> _Problem statement_
Only a number is expected: how many lines in the data below contain the word "value".

"""

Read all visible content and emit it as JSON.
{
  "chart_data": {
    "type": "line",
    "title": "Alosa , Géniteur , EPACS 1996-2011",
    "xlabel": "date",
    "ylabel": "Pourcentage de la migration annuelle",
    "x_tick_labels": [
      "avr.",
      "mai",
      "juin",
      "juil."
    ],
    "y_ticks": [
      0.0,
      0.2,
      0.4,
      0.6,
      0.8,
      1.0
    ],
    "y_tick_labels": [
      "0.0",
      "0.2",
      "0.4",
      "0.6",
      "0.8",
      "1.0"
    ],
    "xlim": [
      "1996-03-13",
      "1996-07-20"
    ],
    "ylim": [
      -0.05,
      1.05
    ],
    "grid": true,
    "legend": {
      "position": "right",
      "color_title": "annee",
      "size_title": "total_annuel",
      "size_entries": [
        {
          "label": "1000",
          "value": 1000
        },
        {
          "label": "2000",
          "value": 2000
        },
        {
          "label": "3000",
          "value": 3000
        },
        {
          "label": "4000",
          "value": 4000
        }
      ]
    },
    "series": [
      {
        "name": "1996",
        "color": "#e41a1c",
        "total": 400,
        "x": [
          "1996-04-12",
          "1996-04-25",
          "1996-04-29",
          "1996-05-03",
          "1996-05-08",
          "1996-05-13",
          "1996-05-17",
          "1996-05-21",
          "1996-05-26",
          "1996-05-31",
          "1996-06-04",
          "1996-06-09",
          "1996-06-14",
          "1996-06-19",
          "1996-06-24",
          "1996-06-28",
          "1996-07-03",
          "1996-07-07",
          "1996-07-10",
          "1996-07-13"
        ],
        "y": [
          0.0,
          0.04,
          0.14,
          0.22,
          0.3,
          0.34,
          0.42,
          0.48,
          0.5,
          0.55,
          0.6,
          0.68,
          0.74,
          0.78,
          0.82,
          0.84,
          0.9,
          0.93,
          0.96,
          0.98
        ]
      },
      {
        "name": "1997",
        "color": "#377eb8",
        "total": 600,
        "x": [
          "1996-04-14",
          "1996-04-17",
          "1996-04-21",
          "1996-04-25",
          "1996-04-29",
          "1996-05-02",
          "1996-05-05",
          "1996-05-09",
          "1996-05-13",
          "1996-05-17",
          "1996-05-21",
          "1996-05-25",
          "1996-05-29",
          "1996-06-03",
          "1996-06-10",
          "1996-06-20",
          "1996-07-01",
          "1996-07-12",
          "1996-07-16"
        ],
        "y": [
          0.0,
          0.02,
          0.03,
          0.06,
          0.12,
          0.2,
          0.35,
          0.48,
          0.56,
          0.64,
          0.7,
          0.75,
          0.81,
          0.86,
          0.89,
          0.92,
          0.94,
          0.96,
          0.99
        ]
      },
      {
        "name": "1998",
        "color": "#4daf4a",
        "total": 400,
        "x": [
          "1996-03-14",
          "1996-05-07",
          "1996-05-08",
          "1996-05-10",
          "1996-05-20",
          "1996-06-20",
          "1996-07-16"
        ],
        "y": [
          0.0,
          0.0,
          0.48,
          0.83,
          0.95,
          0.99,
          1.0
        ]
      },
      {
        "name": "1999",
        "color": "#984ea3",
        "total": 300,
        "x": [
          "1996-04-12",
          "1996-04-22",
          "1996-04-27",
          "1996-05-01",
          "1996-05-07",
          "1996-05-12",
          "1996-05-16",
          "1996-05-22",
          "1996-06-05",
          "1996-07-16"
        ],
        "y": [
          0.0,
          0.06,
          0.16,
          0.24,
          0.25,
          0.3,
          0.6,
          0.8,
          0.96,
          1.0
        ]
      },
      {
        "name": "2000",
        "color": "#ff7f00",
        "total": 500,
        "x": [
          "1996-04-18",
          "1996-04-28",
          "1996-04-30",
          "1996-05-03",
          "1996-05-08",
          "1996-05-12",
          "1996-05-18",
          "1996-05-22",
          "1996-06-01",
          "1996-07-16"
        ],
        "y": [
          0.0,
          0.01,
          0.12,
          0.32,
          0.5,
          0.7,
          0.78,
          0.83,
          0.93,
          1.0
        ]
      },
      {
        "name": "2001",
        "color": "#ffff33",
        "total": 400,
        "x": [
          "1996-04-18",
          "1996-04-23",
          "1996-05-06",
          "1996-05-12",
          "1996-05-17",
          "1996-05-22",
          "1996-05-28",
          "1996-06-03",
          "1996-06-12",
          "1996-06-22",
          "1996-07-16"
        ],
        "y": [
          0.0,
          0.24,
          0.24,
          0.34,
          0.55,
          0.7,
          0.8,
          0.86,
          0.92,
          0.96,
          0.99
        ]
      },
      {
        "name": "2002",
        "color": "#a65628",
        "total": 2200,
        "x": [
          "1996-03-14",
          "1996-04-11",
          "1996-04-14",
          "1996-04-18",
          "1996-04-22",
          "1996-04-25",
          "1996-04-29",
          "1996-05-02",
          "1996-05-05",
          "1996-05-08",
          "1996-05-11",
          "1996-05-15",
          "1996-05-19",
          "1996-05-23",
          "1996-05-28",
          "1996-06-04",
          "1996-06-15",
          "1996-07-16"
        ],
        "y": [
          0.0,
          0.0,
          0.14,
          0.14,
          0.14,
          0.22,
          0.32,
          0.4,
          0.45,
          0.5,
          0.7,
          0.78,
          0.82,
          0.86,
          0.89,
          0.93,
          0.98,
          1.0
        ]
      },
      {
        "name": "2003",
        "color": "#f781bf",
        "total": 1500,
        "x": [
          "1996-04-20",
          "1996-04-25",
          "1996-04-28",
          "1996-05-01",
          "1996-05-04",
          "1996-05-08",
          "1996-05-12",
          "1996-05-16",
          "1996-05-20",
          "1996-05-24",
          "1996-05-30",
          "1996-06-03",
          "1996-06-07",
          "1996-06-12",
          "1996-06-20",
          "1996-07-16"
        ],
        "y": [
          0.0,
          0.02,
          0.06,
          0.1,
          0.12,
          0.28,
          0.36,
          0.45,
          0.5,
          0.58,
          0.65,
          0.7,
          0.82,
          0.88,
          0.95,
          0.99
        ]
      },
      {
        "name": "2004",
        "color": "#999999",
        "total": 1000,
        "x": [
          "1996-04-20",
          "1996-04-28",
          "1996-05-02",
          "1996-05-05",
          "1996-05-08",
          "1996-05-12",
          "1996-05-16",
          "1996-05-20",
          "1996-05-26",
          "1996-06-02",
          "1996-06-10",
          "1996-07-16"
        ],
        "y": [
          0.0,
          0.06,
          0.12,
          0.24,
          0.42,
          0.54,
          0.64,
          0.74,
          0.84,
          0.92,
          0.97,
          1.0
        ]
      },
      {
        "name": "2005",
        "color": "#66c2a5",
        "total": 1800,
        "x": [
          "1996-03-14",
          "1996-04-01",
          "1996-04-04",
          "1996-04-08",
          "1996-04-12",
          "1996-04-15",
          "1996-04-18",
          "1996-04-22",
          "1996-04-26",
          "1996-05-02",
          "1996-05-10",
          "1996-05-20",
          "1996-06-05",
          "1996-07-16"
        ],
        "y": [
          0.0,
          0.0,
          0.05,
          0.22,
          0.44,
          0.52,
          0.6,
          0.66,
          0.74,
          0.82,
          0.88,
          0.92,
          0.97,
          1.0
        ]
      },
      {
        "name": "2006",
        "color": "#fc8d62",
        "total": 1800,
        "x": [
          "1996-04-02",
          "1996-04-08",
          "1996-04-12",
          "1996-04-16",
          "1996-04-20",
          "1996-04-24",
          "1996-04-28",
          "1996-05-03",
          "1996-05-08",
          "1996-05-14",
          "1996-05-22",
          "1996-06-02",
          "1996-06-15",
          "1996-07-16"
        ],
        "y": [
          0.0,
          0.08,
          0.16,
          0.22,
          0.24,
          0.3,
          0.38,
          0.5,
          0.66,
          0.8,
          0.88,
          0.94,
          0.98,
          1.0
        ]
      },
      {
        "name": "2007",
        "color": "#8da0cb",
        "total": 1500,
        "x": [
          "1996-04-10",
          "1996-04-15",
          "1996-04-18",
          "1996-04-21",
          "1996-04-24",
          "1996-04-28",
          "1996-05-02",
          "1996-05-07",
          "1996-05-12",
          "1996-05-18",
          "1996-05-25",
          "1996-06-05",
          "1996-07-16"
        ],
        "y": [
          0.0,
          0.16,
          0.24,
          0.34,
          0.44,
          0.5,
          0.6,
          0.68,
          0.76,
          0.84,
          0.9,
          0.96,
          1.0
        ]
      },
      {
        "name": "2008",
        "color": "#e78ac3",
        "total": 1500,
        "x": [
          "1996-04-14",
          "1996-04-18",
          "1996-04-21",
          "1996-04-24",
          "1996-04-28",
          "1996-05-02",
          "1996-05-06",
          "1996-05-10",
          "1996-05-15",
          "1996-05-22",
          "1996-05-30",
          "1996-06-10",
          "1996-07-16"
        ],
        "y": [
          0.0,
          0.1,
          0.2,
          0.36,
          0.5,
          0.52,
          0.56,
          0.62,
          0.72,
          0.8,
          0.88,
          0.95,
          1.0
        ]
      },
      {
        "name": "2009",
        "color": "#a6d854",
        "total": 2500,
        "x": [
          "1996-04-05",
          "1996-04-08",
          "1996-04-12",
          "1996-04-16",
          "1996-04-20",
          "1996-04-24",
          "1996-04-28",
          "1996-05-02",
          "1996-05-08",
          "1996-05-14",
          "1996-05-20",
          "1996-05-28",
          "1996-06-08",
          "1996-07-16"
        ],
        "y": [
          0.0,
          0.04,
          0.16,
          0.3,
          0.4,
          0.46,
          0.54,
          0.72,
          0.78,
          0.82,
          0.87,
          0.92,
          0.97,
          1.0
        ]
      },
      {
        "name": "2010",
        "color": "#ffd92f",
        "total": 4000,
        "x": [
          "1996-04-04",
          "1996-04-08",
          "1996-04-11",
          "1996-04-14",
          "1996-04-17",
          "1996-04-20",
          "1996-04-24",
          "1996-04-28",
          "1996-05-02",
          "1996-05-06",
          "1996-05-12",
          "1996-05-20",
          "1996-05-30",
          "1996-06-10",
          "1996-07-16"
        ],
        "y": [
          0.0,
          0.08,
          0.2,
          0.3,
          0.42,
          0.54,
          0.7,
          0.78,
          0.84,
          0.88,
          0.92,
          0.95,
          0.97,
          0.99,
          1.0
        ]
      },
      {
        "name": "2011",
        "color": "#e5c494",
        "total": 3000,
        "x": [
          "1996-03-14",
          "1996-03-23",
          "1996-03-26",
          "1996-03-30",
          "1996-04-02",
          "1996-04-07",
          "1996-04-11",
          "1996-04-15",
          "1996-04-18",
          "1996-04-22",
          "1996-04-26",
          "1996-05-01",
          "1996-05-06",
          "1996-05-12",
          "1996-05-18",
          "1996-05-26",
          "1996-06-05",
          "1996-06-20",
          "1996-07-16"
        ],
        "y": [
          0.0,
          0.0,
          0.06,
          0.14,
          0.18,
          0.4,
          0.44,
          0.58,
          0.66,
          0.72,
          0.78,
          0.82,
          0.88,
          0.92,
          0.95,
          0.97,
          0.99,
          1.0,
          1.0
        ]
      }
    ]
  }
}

"""

> _Written response_
4